▶ **The request**
Copy out the listing that follows, exact in every word, and skip the images.

▶ **Source records**
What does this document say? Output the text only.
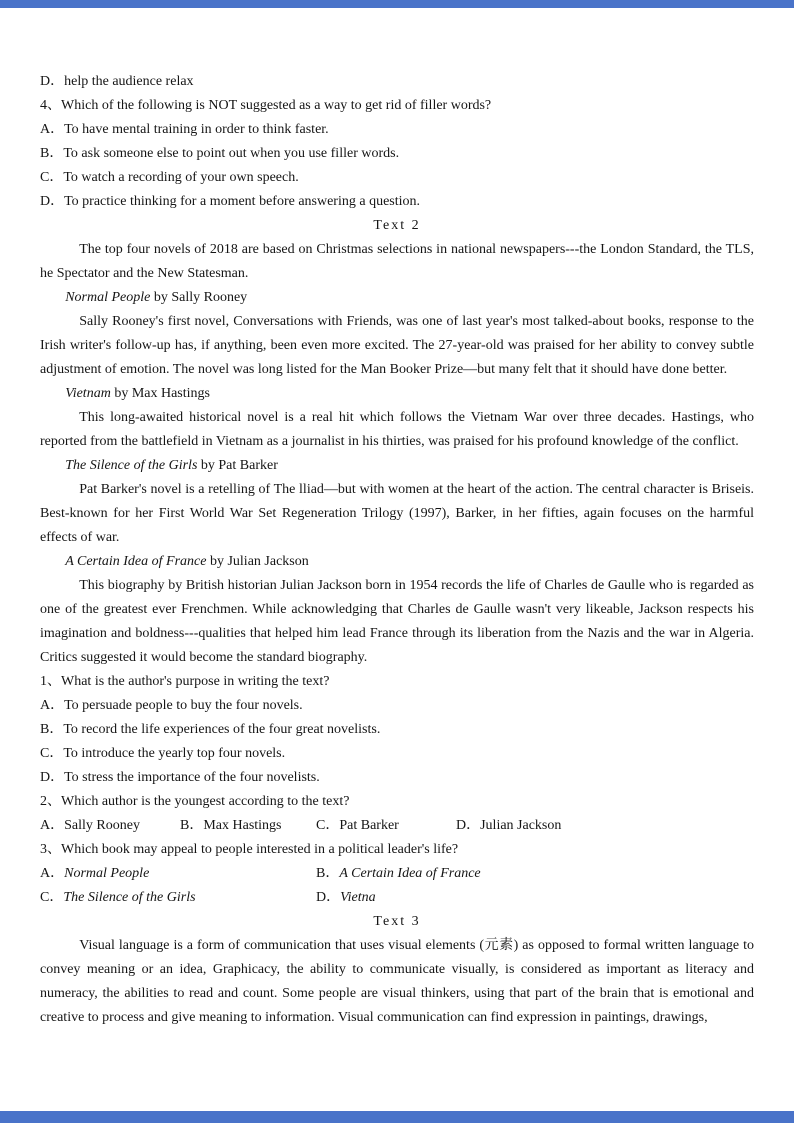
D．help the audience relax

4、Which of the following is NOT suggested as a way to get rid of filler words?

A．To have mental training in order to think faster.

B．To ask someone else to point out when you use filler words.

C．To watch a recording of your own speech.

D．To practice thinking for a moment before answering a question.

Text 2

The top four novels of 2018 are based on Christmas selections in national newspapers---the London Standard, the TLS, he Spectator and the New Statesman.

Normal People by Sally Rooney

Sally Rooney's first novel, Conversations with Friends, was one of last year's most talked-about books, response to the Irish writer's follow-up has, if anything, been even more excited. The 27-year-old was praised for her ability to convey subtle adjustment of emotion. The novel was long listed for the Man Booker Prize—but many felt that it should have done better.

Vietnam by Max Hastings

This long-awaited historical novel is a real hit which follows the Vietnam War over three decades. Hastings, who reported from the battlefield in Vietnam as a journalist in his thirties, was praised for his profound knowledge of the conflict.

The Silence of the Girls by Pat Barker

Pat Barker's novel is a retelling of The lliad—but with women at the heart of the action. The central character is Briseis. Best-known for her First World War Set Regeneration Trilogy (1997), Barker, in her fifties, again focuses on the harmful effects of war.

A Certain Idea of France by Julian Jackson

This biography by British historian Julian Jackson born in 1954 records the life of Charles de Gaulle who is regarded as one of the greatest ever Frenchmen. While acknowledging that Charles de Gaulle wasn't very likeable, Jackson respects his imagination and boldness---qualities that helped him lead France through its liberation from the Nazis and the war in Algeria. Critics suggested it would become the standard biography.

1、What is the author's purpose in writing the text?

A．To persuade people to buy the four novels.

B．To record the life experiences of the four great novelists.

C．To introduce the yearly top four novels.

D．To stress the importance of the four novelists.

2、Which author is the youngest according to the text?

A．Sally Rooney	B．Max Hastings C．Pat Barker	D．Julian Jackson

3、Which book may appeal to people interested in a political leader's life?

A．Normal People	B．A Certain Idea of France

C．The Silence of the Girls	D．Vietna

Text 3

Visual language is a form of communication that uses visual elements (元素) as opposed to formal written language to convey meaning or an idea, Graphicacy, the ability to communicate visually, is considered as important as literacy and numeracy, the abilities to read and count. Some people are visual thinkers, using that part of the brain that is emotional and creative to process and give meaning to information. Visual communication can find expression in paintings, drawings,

▶ **Expected answer**
What does this document say? Output the text only.
D．help the audience relax

4、Which of the following is NOT suggested as a way to get rid of filler words?

A．To have mental training in order to think faster.

B．To ask someone else to point out when you use filler words.

C．To watch a recording of your own speech.

D．To practice thinking for a moment before answering a question.

Text 2

The top four novels of 2018 are based on Christmas selections in national newspapers---the London Standard, the TLS, he Spectator and the New Statesman.

Normal People by Sally Rooney

Sally Rooney's first novel, Conversations with Friends, was one of last year's most talked-about books, response to the Irish writer's follow-up has, if anything, been even more excited. The 27-year-old was praised for her ability to convey subtle adjustment of emotion. The novel was long listed for the Man Booker Prize—but many felt that it should have done better.

Vietnam by Max Hastings

This long-awaited historical novel is a real hit which follows the Vietnam War over three decades. Hastings, who reported from the battlefield in Vietnam as a journalist in his thirties, was praised for his profound knowledge of the conflict.

The Silence of the Girls by Pat Barker

Pat Barker's novel is a retelling of The lliad—but with women at the heart of the action. The central character is Briseis. Best-known for her First World War Set Regeneration Trilogy (1997), Barker, in her fifties, again focuses on the harmful effects of war.

A Certain Idea of France by Julian Jackson

This biography by British historian Julian Jackson born in 1954 records the life of Charles de Gaulle who is regarded as one of the greatest ever Frenchmen. While acknowledging that Charles de Gaulle wasn't very likeable, Jackson respects his imagination and boldness---qualities that helped him lead France through its liberation from the Nazis and the war in Algeria. Critics suggested it would become the standard biography.

1、What is the author's purpose in writing the text?

A．To persuade people to buy the four novels.

B．To record the life experiences of the four great novelists.

C．To introduce the yearly top four novels.

D．To stress the importance of the four novelists.

2、Which author is the youngest according to the text?

A．Sally Rooney	B．Max Hastings C．Pat Barker	D．Julian Jackson

3、Which book may appeal to people interested in a political leader's life?

A．Normal People	B．A Certain Idea of France

C．The Silence of the Girls	D．Vietna

Text 3

Visual language is a form of communication that uses visual elements (元素) as opposed to formal written language to convey meaning or an idea, Graphicacy, the ability to communicate visually, is considered as important as literacy and numeracy, the abilities to read and count. Some people are visual thinkers, using that part of the brain that is emotional and creative to process and give meaning to information. Visual communication can find expression in paintings, drawings,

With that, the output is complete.